» TASK STATEMENT
In the material below, the lines containing the word "structured" are required; copy each of them.

» DATA SUPPLIED
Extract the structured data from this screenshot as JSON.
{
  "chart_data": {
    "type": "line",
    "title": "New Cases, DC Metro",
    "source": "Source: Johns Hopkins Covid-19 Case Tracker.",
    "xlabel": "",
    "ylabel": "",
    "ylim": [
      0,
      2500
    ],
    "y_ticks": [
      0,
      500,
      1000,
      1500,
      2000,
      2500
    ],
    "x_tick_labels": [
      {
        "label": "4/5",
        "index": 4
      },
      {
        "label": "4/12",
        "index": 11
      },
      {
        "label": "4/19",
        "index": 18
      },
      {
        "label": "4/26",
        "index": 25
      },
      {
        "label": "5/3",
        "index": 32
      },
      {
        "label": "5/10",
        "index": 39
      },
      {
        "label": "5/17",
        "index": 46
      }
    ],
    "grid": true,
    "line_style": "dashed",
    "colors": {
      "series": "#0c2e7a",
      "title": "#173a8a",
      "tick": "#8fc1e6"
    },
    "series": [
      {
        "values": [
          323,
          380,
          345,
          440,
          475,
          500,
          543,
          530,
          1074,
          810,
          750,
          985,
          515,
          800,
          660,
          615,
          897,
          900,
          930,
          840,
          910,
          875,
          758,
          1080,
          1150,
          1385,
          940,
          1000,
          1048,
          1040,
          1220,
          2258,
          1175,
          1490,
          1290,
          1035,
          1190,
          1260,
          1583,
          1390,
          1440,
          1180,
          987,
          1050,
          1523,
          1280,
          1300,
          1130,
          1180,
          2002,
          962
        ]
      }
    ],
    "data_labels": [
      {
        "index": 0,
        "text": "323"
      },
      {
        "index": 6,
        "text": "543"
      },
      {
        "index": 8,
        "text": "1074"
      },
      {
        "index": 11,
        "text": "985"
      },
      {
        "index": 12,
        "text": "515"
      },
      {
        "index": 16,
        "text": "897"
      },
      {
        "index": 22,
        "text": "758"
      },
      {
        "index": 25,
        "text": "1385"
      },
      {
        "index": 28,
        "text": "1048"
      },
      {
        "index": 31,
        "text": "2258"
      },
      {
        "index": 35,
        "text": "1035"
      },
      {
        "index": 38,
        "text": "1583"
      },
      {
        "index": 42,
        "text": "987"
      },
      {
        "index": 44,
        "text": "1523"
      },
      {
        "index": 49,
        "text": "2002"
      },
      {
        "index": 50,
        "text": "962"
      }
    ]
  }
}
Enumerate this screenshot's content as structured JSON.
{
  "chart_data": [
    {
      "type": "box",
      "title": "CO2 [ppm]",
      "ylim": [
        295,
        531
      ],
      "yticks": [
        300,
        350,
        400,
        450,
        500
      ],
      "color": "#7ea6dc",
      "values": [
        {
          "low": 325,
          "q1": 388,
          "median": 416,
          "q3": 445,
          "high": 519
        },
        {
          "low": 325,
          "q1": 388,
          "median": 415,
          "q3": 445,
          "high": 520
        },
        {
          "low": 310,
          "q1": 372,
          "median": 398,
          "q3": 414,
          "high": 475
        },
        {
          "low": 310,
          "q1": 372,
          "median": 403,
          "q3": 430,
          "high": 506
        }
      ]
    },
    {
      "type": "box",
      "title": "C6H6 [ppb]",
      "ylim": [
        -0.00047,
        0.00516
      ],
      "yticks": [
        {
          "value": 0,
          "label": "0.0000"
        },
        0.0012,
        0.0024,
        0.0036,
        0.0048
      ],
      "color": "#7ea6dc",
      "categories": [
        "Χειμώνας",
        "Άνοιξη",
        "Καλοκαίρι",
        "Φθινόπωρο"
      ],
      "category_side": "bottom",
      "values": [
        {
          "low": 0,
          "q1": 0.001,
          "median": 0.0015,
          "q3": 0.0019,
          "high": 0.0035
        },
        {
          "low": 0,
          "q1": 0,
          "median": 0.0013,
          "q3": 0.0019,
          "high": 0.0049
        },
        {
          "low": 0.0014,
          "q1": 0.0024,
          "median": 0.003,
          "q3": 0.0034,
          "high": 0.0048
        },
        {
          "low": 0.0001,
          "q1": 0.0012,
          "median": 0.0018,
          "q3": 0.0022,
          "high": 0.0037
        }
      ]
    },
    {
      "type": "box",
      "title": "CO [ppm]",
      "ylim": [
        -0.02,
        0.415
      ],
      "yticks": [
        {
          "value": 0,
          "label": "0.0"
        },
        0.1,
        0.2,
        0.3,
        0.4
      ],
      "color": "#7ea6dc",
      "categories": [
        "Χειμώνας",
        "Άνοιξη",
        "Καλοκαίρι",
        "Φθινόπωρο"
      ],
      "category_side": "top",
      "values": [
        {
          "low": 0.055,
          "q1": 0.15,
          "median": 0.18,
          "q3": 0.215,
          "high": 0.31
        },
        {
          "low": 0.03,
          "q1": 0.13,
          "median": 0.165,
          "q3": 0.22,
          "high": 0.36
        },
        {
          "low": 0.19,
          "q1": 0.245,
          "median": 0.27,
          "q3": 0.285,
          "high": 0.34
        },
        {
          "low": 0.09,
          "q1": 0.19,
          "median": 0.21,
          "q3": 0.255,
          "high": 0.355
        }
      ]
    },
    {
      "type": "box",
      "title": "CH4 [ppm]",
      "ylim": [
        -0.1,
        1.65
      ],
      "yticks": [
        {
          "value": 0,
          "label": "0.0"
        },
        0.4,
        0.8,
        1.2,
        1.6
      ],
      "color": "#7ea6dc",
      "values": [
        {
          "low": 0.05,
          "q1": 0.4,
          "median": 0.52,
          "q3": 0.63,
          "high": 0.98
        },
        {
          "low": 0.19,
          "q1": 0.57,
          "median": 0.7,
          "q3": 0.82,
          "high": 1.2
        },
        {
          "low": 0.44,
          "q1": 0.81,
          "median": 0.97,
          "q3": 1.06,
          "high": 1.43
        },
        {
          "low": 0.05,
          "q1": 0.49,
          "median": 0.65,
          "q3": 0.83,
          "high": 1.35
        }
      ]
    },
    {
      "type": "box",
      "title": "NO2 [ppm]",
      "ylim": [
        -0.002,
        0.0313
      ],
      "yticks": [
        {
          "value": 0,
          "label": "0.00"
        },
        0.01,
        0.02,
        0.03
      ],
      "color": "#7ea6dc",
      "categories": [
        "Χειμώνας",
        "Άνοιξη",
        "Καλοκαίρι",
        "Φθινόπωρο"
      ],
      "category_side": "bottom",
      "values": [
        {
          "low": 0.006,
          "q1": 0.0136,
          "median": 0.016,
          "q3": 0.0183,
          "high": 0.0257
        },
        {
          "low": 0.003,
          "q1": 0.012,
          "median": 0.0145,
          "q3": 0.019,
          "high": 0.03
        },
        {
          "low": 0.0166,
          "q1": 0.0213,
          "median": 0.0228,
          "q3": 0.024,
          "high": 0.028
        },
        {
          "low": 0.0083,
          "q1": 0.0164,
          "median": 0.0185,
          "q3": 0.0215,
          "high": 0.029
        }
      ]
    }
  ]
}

» ANSWER TO THIS EXERCISE
Extract the structured data from this screenshot as JSON.
Enumerate this screenshot's content as structured JSON.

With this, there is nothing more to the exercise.